(GIVEN INSTRUCTION): Output all entries verbatim. Skip pictures.

(EXTRACTED INFORMATION):
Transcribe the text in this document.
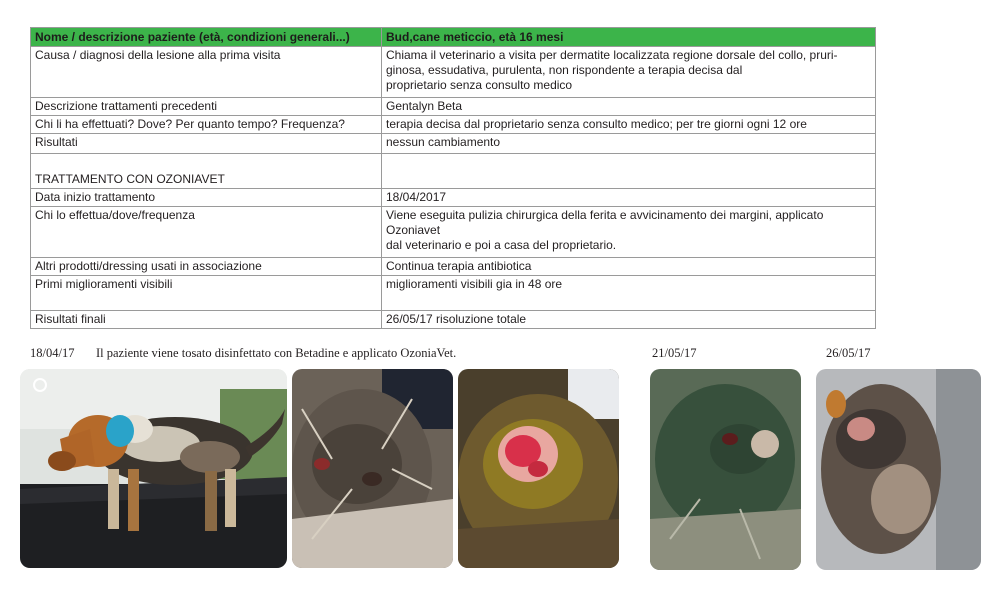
Nome / descrizione paziente (età, condizioni generali...)	Bud,cane meticcio, età 16 mesi
Causa / diagnosi della lesione alla prima visita	Chiama il veterinario a visita per dermatite localizzata regione dorsale del collo, pruri-
ginosa, essudativa, purulenta, non rispondente a terapia decisa dal
proprietario senza consulto medico

Descrizione trattamenti precedenti	Gentalyn Beta
Chi li ha effettuati? Dove? Per quanto tempo? Frequenza?	terapia decisa dal proprietario senza consulto medico; per tre giorni ogni 12 ore
Risultati	nessun cambiamento
TRATTAMENTO CON OZONIAVET	
Data inizio trattamento	18/04/2017
Chi lo effettua/dove/frequenza	Viene eseguita pulizia chirurgica della ferita e avvicinamento dei margini, applicato
Ozoniavet
dal veterinario e poi a casa del proprietario.

Altri prodotti/dressing usati in associazione	Continua terapia antibiotica
Primi miglioramenti visibili	miglioramenti visibili gia in 48 ore
Risultati finali	26/05/17 risoluzione totale
18/04/17 Il paziente viene tosato disinfettato con Betadine e applicato OzoniaVet.	21/05/17	26/05/17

(RESPONSE TO THE TASK):
Transcribe the text in this document.
Nome / descrizione paziente (età, condizioni generali...)	Bud,cane meticcio, età 16 mesi
Causa / diagnosi della lesione alla prima visita	Chiama il veterinario a visita per dermatite localizzata regione dorsale del collo, pruri-
ginosa, essudativa, purulenta, non rispondente a terapia decisa dal
proprietario senza consulto medico

Descrizione trattamenti precedenti	Gentalyn Beta
Chi li ha effettuati? Dove? Per quanto tempo? Frequenza?	terapia decisa dal proprietario senza consulto medico; per tre giorni ogni 12 ore
Risultati	nessun cambiamento
TRATTAMENTO CON OZONIAVET	
Data inizio trattamento	18/04/2017
Chi lo effettua/dove/frequenza	Viene eseguita pulizia chirurgica della ferita e avvicinamento dei margini, applicato
Ozoniavet
dal veterinario e poi a casa del proprietario.

Altri prodotti/dressing usati in associazione	Continua terapia antibiotica
Primi miglioramenti visibili	miglioramenti visibili gia in 48 ore
Risultati finali	26/05/17 risoluzione totale
18/04/17 Il paziente viene tosato disinfettato con Betadine e applicato OzoniaVet.	21/05/17	26/05/17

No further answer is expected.